Your task: Find each line holding "Stack" and copy it out.

Saved entries:

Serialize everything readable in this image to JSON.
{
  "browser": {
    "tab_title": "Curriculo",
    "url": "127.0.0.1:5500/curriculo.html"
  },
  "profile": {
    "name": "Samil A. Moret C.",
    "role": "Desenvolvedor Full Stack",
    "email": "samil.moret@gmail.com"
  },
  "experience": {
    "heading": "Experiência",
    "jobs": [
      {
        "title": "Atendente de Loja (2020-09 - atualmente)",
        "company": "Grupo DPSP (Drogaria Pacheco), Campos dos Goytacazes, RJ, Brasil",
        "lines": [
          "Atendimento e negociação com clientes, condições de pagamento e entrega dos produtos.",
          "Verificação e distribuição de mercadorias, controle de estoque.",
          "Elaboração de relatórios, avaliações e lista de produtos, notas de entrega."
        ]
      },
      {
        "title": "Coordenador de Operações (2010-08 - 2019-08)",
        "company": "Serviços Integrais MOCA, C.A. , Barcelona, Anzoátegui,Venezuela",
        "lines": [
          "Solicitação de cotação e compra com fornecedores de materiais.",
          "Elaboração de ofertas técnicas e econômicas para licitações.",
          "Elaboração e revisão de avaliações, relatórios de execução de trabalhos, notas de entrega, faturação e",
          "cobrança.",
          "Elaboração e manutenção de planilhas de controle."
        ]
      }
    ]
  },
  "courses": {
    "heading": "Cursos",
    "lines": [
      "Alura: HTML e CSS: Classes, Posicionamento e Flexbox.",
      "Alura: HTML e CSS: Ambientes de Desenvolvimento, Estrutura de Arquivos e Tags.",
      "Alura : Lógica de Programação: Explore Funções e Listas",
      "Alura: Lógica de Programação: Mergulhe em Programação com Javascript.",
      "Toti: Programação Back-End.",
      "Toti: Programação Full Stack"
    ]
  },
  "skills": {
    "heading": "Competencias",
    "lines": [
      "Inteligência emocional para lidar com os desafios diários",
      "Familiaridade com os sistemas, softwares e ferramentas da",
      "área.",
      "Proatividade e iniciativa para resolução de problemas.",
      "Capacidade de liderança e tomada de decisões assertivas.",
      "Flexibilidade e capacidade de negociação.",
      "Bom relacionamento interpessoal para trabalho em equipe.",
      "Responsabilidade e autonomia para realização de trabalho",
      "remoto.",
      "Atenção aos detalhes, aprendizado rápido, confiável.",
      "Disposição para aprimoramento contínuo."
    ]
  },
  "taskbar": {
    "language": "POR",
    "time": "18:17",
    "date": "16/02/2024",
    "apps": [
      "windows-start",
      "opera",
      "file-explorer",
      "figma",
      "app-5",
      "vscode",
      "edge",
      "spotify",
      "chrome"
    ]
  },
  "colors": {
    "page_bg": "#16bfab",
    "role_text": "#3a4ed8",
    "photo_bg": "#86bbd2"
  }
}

Expected output:
    "role": "Desenvolvedor Full Stack",
      "Toti: Programação Full Stack"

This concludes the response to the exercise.